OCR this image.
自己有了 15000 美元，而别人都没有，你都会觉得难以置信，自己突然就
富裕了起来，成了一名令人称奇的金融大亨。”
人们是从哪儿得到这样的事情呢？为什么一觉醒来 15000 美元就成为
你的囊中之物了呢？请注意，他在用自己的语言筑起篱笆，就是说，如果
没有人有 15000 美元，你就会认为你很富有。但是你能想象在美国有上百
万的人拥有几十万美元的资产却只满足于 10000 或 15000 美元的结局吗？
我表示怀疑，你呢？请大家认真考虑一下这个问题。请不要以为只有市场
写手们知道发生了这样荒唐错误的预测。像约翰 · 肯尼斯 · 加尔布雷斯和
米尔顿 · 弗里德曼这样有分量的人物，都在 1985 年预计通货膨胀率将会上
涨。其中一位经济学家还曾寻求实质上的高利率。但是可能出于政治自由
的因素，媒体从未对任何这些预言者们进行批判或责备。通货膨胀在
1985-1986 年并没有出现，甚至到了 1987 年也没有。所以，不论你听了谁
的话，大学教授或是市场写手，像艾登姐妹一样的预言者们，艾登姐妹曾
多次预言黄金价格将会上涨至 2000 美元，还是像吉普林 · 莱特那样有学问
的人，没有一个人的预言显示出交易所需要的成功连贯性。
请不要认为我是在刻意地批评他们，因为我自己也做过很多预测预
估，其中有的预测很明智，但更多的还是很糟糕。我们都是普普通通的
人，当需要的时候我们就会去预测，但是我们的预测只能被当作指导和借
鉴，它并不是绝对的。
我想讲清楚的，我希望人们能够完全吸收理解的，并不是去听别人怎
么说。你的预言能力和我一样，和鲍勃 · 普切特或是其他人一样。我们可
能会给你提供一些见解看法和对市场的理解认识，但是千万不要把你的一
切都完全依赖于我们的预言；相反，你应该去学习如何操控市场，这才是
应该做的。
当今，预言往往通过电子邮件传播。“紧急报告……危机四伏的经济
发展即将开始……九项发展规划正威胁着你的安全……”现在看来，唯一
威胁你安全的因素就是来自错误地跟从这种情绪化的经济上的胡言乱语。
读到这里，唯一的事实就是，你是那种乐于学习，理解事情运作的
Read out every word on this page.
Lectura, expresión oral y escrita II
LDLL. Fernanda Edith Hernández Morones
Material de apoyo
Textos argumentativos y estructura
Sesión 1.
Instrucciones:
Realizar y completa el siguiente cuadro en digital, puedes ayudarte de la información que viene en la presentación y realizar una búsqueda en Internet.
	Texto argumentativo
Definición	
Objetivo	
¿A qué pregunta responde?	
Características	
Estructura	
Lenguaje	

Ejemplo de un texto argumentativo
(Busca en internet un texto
□ □ □
▸ **Problem**:
Where a line of the records above holds the word "this", copy that line.

▸ **Task response**:
OCR this image.
Read out every word on this page.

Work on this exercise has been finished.